Reproduce every entry in the listing without alteration.

#### RECORDS SUPPLIED ####

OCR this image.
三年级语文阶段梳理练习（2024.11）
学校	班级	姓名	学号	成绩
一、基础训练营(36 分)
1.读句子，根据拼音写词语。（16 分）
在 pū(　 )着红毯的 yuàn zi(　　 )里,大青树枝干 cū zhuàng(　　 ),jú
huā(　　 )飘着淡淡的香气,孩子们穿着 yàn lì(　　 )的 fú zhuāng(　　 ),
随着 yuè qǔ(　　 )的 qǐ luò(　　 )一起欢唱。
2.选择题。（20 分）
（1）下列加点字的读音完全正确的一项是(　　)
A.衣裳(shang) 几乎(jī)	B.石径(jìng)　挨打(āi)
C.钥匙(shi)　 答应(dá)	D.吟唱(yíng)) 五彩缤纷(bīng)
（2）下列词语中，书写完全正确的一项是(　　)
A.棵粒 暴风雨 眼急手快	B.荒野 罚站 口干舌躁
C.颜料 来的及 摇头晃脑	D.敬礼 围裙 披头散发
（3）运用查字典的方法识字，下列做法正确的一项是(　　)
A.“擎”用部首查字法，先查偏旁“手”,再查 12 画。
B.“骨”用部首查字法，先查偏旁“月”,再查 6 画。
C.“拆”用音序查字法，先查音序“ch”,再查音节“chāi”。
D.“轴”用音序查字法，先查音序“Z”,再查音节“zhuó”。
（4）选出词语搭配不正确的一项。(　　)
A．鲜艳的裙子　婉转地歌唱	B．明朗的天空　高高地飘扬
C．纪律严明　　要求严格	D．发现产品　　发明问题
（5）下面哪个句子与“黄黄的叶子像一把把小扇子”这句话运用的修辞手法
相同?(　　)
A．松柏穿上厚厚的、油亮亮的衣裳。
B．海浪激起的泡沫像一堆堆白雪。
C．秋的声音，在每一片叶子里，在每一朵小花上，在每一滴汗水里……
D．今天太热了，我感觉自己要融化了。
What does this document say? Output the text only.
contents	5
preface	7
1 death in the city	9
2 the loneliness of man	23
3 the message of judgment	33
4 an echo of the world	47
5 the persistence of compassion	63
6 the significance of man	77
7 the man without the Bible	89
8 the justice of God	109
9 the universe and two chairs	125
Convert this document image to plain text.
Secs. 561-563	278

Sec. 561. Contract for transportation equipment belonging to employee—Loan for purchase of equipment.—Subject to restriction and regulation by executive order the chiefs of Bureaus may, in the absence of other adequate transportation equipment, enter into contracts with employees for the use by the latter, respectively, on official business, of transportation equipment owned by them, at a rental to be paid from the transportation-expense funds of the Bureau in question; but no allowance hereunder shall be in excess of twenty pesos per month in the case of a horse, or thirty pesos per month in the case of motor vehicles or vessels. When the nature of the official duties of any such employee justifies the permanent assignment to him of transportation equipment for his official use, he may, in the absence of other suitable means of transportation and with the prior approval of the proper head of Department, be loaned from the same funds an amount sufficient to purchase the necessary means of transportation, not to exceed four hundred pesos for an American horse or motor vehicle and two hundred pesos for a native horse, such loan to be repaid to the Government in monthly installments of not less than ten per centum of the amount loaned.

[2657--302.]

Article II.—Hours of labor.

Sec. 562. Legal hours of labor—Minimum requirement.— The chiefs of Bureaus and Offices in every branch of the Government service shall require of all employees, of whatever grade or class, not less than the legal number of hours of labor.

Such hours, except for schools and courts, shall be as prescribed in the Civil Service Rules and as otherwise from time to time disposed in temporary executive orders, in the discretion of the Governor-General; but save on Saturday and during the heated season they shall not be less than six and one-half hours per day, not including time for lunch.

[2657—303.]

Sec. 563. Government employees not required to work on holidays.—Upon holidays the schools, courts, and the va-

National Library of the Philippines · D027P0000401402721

####

■ SOLUTION BELOW ■
OCR this image.
三年级语文阶段梳理练习（2024.11）
学校	班级	姓名	学号	成绩
一、基础训练营(36 分)
1.读句子，根据拼音写词语。（16 分）
在 pū(　 )着红毯的 yuàn zi(　　 )里,大青树枝干 cū zhuàng(　　 ),jú
huā(　　 )飘着淡淡的香气,孩子们穿着 yàn lì(　　 )的 fú zhuāng(　　 ),
随着 yuè qǔ(　　 )的 qǐ luò(　　 )一起欢唱。
2.选择题。（20 分）
（1）下列加点字的读音完全正确的一项是(　　)
A.衣裳(shang) 几乎(jī)	B.石径(jìng)　挨打(āi)
C.钥匙(shi)　 答应(dá)	D.吟唱(yíng)) 五彩缤纷(bīng)
（2）下列词语中，书写完全正确的一项是(　　)
A.棵粒 暴风雨 眼急手快	B.荒野 罚站 口干舌躁
C.颜料 来的及 摇头晃脑	D.敬礼 围裙 披头散发
（3）运用查字典的方法识字，下列做法正确的一项是(　　)
A.“擎”用部首查字法，先查偏旁“手”,再查 12 画。
B.“骨”用部首查字法，先查偏旁“月”,再查 6 画。
C.“拆”用音序查字法，先查音序“ch”,再查音节“chāi”。
D.“轴”用音序查字法，先查音序“Z”,再查音节“zhuó”。
（4）选出词语搭配不正确的一项。(　　)
A．鲜艳的裙子　婉转地歌唱	B．明朗的天空　高高地飘扬
C．纪律严明　　要求严格	D．发现产品　　发明问题
（5）下面哪个句子与“黄黄的叶子像一把把小扇子”这句话运用的修辞手法
相同?(　　)
A．松柏穿上厚厚的、油亮亮的衣裳。
B．海浪激起的泡沫像一堆堆白雪。
C．秋的声音，在每一片叶子里，在每一朵小花上，在每一滴汗水里……
D．今天太热了，我感觉自己要融化了。
What does this document say? Output the text only.
contents	5
preface	7
1 death in the city	9
2 the loneliness of man	23
3 the message of judgment	33
4 an echo of the world	47
5 the persistence of compassion	63
6 the significance of man	77
7 the man without the Bible	89
8 the justice of God	109
9 the universe and two chairs	125
Convert this document image to plain text.
Secs. 561-563	278

Sec. 561. Contract for transportation equipment belonging to employee—Loan for purchase of equipment.—Subject to restriction and regulation by executive order the chiefs of Bureaus may, in the absence of other adequate transportation equipment, enter into contracts with employees for the use by the latter, respectively, on official business, of transportation equipment owned by them, at a rental to be paid from the transportation-expense funds of the Bureau in question; but no allowance hereunder shall be in excess of twenty pesos per month in the case of a horse, or thirty pesos per month in the case of motor vehicles or vessels. When the nature of the official duties of any such employee justifies the permanent assignment to him of transportation equipment for his official use, he may, in the absence of other suitable means of transportation and with the prior approval of the proper head of Department, be loaned from the same funds an amount sufficient to purchase the necessary means of transportation, not to exceed four hundred pesos for an American horse or motor vehicle and two hundred pesos for a native horse, such loan to be repaid to the Government in monthly installments of not less than ten per centum of the amount loaned.

[2657--302.]

Article II.—Hours of labor.

Sec. 562. Legal hours of labor—Minimum requirement.— The chiefs of Bureaus and Offices in every branch of the Government service shall require of all employees, of whatever grade or class, not less than the legal number of hours of labor.

Such hours, except for schools and courts, shall be as prescribed in the Civil Service Rules and as otherwise from time to time disposed in temporary executive orders, in the discretion of the Governor-General; but save on Saturday and during the heated season they shall not be less than six and one-half hours per day, not including time for lunch.

[2657—303.]

Sec. 563. Government employees not required to work on holidays.—Upon holidays the schools, courts, and the va-

National Library of the Philippines · D027P0000401402721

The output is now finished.